───── Data excerpts ─────
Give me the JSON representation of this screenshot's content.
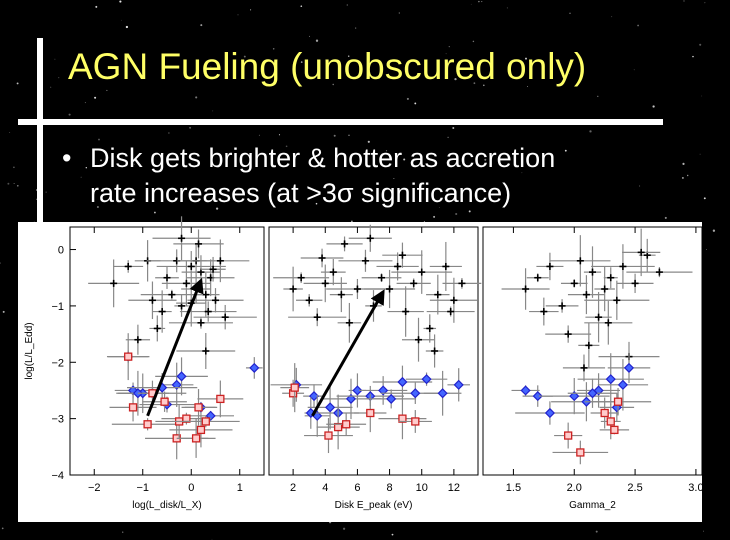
{
  "slide": {
    "title": "AGN Fueling (unobscured only)",
    "bullet_marker": "•",
    "bullet_line1": "Disk gets brighter & hotter as accretion",
    "bullet_line2": "rate increases (at >3σ significance)"
  },
  "colors": {
    "title": "#ffff66",
    "text": "#ffffff",
    "background": "#000000",
    "black_points": "#000000",
    "blue_points": "#2222cc",
    "red_points": "#cc2222",
    "error_bars": "#888888"
  },
  "chart_data": [
    {
      "type": "scatter",
      "panel": "left",
      "xlabel": "log(L_disk/L_X)",
      "ylabel": "log(L/L_Edd)",
      "xlim": [
        -2.5,
        1.5
      ],
      "ylim": [
        -4,
        0.4
      ],
      "xticks": [
        "−2",
        "−1",
        "0",
        "1"
      ],
      "xtick_values": [
        -2,
        -1,
        0,
        1
      ],
      "yticks": [
        "0",
        "−1",
        "−2",
        "−3",
        "−4"
      ],
      "ytick_values": [
        0,
        -1,
        -2,
        -3,
        -4
      ],
      "arrow": {
        "from": [
          -0.9,
          -2.95
        ],
        "to": [
          0.2,
          -0.55
        ]
      },
      "series": [
        {
          "group": "black",
          "x": [
            -1.6,
            -1.3,
            -0.9,
            -0.5,
            -0.3,
            -0.1,
            0,
            0.1,
            0.2,
            0.3,
            -0.6,
            -0.2,
            0.1,
            0.4,
            0.5,
            -0.4,
            -0.7,
            0.2,
            0.3,
            0.7,
            0.6,
            -0.8,
            0.0,
            -0.2,
            0.15,
            0.35,
            -1.1,
            0.45
          ],
          "y": [
            -0.6,
            -0.3,
            -0.2,
            -0.5,
            -0.2,
            -0.6,
            -0.3,
            -0.7,
            -0.4,
            -0.8,
            -1.1,
            -1.0,
            -0.2,
            -0.5,
            -0.9,
            -0.8,
            -1.4,
            -1.3,
            -1.8,
            -1.2,
            -0.2,
            -0.9,
            -0.95,
            0.2,
            0.1,
            -1.1,
            -1.6,
            -0.35
          ]
        },
        {
          "group": "blue",
          "x": [
            -1.3,
            -1.2,
            -1.0,
            -0.8,
            -0.5,
            -0.3,
            0.2,
            -1.1,
            0.4,
            1.3,
            -0.6,
            -0.2
          ],
          "y": [
            -1.9,
            -2.5,
            -2.55,
            -2.55,
            -2.75,
            -2.4,
            -2.8,
            -2.55,
            -2.95,
            -2.1,
            -2.45,
            -2.25
          ]
        },
        {
          "group": "red",
          "x": [
            -1.3,
            -1.2,
            -0.9,
            -0.3,
            -0.1,
            0.2,
            0.6,
            0.1,
            -0.25,
            0.3,
            0.15,
            -0.55,
            -0.8
          ],
          "y": [
            -1.9,
            -2.8,
            -3.1,
            -3.35,
            -3.0,
            -3.2,
            -2.65,
            -3.35,
            -3.05,
            -3.05,
            -2.8,
            -2.7,
            -2.55
          ]
        }
      ]
    },
    {
      "type": "scatter",
      "panel": "middle",
      "xlabel": "Disk E_peak (eV)",
      "xlim": [
        0.5,
        13.5
      ],
      "ylim": [
        -4,
        0.4
      ],
      "xticks": [
        "2",
        "4",
        "6",
        "8",
        "10",
        "12"
      ],
      "xtick_values": [
        2,
        4,
        6,
        8,
        10,
        12
      ],
      "arrow": {
        "from": [
          3.2,
          -2.95
        ],
        "to": [
          7.6,
          -0.75
        ]
      },
      "series": [
        {
          "group": "black",
          "x": [
            2.0,
            2.5,
            3.0,
            3.5,
            4.0,
            4.5,
            5.0,
            5.5,
            6.0,
            6.5,
            7.0,
            7.5,
            8.0,
            8.5,
            9.0,
            9.5,
            10.0,
            10.5,
            11.0,
            11.5,
            12.0,
            12.5,
            5.2,
            6.8,
            8.8,
            9.8,
            10.8,
            11.8,
            3.8
          ],
          "y": [
            -0.7,
            -0.5,
            -0.9,
            -1.2,
            -0.6,
            -0.4,
            -0.8,
            -1.3,
            -0.7,
            -0.2,
            -1.0,
            -0.5,
            -0.7,
            -0.3,
            -1.1,
            -0.6,
            -0.4,
            -1.4,
            -0.8,
            -0.3,
            -0.9,
            -0.6,
            0.1,
            0.2,
            -0.1,
            -1.6,
            -1.8,
            -1.1,
            -0.15
          ]
        },
        {
          "group": "blue",
          "x": [
            2.2,
            3.3,
            3.5,
            4.3,
            4.8,
            5.6,
            6.0,
            6.8,
            7.6,
            8.1,
            8.8,
            9.6,
            10.3,
            11.3,
            12.3,
            3.1
          ],
          "y": [
            -2.4,
            -2.6,
            -2.95,
            -2.8,
            -2.9,
            -2.65,
            -2.5,
            -2.6,
            -2.5,
            -2.65,
            -2.35,
            -2.55,
            -2.3,
            -2.55,
            -2.4,
            -2.9
          ]
        },
        {
          "group": "red",
          "x": [
            2.0,
            4.2,
            4.8,
            6.8,
            8.8,
            9.6,
            2.1,
            5.3
          ],
          "y": [
            -2.55,
            -3.3,
            -3.15,
            -2.9,
            -3.0,
            -3.05,
            -2.45,
            -3.1
          ]
        }
      ]
    },
    {
      "type": "scatter",
      "panel": "right",
      "xlabel": "Gamma_2",
      "xlim": [
        1.25,
        3.05
      ],
      "ylim": [
        -4,
        0.4
      ],
      "xticks": [
        "1.5",
        "2.0",
        "2.5",
        "3.0"
      ],
      "xtick_values": [
        1.5,
        2.0,
        2.5,
        3.0
      ],
      "series": [
        {
          "group": "black",
          "x": [
            1.6,
            1.7,
            1.8,
            1.9,
            2.0,
            2.05,
            2.1,
            2.15,
            2.2,
            2.25,
            2.3,
            2.35,
            2.4,
            2.5,
            2.6,
            2.7,
            1.95,
            2.12,
            2.28,
            2.45,
            2.55,
            1.75,
            2.08
          ],
          "y": [
            -0.7,
            -0.5,
            -0.3,
            -1.0,
            -0.6,
            -0.2,
            -0.8,
            -0.4,
            -1.2,
            -0.7,
            -0.5,
            -0.9,
            -0.3,
            -0.6,
            -0.1,
            -0.4,
            -1.5,
            -1.7,
            -1.3,
            -1.9,
            -0.05,
            -1.1,
            -2.1
          ]
        },
        {
          "group": "blue",
          "x": [
            1.6,
            1.7,
            1.8,
            2.0,
            2.1,
            2.2,
            2.3,
            2.4,
            2.45,
            2.35,
            2.15
          ],
          "y": [
            -2.5,
            -2.6,
            -2.9,
            -2.6,
            -2.7,
            -2.5,
            -2.3,
            -2.4,
            -2.1,
            -2.8,
            -2.55
          ]
        },
        {
          "group": "red",
          "x": [
            1.95,
            2.05,
            2.25,
            2.3,
            2.33,
            2.36
          ],
          "y": [
            -3.3,
            -3.6,
            -2.9,
            -3.05,
            -3.2,
            -2.7
          ]
        }
      ]
    }
  ]
}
─────
In the listing, how many lines hold "panel"? Answer with a bare number.

- Exercise output -
3